*REQUIREMENTS*
Look through the data below. Show each line where the string "routine" occurs.

========

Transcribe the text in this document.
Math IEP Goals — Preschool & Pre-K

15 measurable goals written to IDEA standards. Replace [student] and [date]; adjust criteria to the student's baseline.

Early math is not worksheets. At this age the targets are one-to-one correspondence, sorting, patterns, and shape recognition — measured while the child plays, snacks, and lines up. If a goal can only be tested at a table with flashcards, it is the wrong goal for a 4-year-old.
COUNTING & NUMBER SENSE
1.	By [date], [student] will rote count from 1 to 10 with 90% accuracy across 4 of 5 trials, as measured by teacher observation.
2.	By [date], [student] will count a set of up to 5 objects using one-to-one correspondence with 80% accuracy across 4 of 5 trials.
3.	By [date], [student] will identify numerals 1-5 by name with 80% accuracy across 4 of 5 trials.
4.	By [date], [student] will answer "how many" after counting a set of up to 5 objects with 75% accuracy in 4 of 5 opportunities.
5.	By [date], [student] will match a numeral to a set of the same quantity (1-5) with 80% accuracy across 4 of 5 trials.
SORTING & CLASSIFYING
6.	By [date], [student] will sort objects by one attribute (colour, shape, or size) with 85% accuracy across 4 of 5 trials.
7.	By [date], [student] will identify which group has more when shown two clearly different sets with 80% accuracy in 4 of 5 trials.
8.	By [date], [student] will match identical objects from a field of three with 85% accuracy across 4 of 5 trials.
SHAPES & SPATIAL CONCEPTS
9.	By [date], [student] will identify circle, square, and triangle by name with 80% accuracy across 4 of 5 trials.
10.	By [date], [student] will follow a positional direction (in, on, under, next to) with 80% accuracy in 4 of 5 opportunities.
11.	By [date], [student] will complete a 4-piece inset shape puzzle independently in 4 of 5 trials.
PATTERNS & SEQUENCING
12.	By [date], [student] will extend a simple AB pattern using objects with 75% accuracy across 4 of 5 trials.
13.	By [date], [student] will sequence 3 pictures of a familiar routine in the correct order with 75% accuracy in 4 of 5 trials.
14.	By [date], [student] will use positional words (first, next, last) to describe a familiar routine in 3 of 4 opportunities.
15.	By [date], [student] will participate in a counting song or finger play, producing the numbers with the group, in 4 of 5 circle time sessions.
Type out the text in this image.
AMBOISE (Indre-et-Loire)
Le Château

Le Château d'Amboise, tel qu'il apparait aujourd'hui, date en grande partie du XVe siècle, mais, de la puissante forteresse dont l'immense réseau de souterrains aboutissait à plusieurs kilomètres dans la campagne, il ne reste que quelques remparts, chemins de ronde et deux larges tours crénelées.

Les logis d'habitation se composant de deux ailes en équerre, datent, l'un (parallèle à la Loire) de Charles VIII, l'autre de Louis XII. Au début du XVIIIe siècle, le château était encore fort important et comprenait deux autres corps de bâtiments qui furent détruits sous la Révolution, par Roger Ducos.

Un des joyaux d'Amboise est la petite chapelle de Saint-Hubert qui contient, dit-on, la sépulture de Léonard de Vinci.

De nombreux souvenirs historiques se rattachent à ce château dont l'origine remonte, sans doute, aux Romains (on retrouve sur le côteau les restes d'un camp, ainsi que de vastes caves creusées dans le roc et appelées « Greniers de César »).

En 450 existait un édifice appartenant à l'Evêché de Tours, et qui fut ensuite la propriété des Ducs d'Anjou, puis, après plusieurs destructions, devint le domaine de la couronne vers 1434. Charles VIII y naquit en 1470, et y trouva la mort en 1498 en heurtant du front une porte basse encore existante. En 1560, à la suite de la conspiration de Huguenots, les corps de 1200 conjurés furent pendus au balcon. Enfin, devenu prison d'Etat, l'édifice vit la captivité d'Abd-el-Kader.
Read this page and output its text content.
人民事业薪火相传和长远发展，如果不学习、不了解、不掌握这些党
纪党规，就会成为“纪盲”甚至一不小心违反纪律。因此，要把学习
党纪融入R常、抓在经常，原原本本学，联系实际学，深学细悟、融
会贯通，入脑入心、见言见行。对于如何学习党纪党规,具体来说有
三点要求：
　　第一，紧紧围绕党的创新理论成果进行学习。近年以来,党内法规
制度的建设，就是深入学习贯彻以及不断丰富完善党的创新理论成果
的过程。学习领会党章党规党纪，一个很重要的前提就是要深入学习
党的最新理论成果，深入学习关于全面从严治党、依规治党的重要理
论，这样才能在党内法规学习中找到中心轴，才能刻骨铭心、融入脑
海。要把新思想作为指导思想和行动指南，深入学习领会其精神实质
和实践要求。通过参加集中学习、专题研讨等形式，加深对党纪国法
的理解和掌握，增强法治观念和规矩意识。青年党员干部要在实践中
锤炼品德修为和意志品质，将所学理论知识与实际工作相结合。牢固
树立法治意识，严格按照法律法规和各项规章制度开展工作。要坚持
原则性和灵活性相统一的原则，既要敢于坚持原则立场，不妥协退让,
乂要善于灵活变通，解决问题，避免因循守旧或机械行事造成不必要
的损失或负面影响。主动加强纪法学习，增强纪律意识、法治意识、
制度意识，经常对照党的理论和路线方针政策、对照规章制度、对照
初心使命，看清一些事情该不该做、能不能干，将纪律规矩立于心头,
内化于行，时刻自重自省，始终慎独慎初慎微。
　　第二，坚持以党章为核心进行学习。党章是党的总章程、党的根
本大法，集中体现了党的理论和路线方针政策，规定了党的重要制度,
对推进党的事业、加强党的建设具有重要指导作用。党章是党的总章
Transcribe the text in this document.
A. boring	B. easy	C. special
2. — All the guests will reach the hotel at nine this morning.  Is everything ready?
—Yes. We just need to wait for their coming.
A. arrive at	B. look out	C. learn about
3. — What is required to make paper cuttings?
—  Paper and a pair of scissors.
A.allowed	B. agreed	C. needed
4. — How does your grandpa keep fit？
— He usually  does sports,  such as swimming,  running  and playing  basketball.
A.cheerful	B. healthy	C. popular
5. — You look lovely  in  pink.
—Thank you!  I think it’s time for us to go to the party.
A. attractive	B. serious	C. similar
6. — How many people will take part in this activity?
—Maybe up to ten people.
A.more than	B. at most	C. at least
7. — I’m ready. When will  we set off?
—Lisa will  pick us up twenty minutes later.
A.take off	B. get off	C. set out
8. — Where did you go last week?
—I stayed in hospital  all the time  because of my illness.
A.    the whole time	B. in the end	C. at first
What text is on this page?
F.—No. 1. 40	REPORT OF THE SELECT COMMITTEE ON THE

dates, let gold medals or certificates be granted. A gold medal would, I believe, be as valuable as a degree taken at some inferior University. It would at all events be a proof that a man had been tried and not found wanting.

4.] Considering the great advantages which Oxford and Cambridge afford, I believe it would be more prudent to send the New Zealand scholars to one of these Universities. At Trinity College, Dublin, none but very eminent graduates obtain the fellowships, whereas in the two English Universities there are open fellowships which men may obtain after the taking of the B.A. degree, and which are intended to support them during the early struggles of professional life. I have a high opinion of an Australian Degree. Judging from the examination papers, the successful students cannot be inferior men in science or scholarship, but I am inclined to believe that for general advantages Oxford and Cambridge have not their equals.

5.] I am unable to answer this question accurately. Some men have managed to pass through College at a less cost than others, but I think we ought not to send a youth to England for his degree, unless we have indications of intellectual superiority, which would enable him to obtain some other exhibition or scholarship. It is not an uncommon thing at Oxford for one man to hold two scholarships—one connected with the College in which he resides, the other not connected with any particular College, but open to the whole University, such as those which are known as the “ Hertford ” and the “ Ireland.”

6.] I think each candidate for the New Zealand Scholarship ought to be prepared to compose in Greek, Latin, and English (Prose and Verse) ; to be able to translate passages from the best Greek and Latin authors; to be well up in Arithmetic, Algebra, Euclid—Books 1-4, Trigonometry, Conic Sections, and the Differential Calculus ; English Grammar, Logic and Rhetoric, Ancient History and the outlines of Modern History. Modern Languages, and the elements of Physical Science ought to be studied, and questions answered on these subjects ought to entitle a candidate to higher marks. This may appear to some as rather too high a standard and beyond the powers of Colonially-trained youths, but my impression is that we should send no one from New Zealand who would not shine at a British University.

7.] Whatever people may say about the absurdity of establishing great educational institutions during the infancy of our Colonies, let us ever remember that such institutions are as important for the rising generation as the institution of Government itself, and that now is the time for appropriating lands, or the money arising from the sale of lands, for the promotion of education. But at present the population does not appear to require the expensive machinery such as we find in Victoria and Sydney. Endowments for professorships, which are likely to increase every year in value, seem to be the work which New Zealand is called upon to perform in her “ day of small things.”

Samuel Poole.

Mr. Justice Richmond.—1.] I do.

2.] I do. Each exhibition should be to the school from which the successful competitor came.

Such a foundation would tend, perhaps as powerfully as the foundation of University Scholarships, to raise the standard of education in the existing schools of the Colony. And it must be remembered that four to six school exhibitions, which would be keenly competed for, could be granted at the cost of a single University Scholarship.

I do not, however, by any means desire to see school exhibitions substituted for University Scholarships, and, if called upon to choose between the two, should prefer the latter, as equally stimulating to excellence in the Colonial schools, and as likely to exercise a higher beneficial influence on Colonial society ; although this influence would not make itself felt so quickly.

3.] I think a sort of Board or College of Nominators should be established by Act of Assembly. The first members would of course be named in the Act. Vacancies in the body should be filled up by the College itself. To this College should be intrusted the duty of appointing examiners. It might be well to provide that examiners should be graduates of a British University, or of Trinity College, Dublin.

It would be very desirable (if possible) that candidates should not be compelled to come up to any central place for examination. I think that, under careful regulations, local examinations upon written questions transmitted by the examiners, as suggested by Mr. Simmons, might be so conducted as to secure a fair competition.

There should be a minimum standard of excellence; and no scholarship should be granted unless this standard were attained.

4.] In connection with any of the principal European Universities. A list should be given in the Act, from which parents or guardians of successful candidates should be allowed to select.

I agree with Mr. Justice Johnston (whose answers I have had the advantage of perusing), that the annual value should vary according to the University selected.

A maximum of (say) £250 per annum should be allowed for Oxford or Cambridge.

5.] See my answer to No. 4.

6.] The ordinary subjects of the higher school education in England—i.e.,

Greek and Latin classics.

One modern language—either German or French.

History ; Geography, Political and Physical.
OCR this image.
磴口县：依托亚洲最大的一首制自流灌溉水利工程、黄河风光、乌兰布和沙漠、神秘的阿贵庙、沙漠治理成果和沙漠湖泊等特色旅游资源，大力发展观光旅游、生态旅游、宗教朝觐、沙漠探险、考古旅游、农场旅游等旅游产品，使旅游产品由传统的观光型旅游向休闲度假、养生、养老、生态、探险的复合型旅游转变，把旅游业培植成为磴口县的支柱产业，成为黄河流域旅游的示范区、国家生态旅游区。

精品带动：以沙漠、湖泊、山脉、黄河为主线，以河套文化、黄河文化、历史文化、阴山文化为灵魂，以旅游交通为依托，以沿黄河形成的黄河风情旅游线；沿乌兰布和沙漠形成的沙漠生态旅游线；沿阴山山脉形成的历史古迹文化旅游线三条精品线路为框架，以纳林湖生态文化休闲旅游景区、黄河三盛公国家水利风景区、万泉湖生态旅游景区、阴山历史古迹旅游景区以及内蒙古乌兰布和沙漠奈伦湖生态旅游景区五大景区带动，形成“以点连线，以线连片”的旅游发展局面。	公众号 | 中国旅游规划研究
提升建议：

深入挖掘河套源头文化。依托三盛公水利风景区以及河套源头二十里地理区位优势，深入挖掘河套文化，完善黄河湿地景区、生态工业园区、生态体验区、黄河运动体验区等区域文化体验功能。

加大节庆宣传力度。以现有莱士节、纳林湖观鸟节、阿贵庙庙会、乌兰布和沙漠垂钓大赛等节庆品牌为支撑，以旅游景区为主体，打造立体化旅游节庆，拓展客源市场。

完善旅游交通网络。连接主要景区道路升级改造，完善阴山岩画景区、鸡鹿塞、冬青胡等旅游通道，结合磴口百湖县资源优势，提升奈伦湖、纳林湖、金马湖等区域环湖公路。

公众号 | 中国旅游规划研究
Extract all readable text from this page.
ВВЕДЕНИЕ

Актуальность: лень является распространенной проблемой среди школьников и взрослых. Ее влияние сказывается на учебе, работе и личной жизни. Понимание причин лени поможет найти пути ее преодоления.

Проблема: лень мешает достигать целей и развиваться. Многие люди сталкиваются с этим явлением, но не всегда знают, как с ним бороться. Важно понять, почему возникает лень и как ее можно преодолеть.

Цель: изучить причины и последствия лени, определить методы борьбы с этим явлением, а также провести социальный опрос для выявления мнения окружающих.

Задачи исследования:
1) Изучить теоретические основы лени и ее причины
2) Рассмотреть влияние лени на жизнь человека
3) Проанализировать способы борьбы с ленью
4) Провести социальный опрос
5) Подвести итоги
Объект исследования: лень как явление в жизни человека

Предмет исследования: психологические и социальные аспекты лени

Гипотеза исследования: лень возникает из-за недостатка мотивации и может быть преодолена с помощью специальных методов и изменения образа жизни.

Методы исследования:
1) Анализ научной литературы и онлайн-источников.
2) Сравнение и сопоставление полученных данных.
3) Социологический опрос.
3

========

*RESPONSE TO THIS EXERCISE*
13.	By [date], [student] will sequence 3 pictures of a familiar routine in the correct order with 75% accuracy in 4 of 5 trials.
14.	By [date], [student] will use positional words (first, next, last) to describe a familiar routine in 3 of 4 opportunities.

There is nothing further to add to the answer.